Copy out every line that contains "page".

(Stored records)
__________________________________________________
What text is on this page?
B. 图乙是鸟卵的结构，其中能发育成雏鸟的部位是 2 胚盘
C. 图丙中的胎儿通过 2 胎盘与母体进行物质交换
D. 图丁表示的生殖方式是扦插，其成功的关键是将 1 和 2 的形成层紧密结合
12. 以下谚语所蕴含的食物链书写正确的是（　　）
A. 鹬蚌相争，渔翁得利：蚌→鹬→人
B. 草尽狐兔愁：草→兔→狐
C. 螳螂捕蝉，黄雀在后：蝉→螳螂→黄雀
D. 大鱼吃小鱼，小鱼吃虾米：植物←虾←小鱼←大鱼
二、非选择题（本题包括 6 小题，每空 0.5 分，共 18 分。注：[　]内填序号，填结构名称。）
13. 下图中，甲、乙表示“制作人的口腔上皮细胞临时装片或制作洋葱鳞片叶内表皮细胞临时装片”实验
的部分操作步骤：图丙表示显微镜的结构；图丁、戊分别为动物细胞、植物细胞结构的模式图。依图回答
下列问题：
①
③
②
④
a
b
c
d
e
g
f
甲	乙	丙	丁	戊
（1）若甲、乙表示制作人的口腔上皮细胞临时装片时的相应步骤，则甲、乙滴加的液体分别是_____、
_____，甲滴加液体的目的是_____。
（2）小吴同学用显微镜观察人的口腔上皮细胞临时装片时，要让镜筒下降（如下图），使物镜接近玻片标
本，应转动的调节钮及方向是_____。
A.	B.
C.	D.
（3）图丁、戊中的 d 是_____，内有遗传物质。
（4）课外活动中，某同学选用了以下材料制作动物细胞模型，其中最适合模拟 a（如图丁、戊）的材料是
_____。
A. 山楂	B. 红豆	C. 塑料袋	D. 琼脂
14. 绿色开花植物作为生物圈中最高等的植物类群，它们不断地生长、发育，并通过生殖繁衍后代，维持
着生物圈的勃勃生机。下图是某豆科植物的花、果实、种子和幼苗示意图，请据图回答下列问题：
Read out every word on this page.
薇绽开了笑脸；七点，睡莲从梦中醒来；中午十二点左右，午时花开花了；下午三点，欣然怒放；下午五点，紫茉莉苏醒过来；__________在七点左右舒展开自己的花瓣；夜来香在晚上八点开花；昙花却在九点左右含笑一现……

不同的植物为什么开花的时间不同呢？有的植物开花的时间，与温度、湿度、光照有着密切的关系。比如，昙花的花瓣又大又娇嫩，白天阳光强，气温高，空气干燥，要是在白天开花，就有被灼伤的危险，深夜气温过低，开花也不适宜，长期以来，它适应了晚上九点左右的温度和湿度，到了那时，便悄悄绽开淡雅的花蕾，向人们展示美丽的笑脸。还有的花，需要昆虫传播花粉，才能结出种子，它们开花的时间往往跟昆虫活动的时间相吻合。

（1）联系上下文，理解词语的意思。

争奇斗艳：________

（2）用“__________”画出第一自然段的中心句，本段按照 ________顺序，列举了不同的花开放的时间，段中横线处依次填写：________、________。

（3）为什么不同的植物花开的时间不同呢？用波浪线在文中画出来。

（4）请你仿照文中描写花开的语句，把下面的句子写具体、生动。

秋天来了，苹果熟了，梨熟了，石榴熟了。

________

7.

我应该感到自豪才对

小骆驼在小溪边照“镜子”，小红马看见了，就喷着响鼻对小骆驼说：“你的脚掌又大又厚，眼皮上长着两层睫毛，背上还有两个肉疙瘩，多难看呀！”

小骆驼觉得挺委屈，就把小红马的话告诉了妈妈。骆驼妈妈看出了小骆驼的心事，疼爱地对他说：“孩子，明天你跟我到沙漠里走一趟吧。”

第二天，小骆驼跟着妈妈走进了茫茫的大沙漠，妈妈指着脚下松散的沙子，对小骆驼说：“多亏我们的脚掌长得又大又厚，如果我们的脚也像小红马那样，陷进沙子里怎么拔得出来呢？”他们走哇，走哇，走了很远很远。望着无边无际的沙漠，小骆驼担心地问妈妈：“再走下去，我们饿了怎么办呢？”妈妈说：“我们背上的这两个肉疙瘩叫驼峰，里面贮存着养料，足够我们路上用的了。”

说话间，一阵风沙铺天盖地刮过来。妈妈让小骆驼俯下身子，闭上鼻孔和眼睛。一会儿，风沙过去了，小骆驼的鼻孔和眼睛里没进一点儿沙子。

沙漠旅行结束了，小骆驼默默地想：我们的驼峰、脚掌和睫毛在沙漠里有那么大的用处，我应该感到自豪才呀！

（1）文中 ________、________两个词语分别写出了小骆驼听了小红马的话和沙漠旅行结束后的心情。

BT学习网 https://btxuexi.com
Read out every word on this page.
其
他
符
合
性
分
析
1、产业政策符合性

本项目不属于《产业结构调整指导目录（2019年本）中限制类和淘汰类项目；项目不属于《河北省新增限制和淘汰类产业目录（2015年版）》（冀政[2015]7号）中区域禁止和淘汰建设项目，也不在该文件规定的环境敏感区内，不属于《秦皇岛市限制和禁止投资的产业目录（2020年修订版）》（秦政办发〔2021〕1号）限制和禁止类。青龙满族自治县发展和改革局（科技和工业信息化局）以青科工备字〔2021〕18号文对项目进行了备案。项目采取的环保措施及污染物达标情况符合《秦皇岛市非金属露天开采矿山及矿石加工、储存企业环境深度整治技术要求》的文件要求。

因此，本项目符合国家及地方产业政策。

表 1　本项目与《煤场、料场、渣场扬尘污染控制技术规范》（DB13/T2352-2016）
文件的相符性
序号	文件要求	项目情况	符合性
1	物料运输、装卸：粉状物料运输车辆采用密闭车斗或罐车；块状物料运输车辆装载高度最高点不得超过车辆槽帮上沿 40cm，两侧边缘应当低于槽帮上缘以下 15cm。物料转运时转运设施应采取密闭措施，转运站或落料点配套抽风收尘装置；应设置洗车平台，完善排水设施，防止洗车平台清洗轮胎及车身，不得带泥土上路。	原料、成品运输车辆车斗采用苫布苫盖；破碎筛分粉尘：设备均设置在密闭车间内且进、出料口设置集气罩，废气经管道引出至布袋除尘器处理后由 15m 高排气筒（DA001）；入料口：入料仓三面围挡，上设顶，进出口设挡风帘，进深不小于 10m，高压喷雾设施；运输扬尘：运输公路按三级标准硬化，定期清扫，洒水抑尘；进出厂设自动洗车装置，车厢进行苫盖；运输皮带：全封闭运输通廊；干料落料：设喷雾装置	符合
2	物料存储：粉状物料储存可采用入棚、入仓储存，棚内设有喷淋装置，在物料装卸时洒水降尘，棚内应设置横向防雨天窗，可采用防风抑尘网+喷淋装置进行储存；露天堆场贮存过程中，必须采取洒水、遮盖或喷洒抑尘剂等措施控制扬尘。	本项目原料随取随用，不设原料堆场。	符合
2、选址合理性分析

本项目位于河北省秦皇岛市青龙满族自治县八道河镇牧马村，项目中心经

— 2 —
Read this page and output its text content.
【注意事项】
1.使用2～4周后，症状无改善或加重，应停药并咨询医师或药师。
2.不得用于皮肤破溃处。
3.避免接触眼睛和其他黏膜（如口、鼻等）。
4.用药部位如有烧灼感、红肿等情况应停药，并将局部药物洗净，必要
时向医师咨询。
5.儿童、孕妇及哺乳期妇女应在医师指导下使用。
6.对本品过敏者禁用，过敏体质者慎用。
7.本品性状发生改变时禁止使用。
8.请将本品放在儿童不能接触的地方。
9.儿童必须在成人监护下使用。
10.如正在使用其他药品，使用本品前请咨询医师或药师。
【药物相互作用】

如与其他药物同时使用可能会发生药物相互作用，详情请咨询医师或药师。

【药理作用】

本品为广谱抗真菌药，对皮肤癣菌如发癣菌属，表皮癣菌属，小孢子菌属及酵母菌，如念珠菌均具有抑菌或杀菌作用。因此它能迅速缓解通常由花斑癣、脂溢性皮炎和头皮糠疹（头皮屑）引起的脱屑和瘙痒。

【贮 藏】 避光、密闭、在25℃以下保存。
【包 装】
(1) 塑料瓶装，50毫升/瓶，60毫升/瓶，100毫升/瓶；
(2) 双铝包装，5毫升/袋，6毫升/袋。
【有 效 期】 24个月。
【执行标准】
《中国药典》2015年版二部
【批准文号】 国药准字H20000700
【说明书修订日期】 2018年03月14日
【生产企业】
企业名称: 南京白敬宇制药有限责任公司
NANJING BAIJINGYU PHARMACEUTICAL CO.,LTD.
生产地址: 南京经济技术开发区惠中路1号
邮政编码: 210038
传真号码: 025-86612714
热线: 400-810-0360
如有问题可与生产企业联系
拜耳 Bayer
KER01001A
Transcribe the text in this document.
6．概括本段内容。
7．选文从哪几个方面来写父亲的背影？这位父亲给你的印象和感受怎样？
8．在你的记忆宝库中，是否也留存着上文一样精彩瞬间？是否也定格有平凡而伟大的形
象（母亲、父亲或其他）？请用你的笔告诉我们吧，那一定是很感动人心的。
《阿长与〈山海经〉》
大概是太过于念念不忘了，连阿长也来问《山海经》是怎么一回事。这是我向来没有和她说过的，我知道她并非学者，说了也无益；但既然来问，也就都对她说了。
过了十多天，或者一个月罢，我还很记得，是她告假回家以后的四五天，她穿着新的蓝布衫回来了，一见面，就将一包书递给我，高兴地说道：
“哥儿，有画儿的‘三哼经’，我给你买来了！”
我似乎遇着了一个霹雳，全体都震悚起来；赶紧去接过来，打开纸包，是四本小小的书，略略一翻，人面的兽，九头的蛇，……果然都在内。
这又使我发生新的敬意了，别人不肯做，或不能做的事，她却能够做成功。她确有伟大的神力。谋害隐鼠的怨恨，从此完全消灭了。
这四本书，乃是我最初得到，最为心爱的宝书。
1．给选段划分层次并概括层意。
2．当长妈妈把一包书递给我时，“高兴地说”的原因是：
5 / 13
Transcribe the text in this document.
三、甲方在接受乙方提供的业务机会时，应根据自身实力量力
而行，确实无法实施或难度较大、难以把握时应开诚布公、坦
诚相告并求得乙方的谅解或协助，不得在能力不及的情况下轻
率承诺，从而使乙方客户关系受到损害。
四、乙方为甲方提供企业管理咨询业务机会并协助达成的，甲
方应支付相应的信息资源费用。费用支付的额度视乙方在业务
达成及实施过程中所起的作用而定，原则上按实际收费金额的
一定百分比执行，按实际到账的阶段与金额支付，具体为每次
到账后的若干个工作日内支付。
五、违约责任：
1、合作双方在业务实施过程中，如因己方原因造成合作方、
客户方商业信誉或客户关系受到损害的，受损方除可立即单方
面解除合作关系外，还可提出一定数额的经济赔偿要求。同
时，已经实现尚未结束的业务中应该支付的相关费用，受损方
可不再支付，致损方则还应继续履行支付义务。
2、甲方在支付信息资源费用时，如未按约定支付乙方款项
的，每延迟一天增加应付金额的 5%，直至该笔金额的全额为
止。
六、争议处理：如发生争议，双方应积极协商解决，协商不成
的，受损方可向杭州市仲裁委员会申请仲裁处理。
__________________________________________________
* [Answer to the exercise]:
What text is on this page?
Read out every word on this page.
Read out every word on this page.
Read this page and output its text content.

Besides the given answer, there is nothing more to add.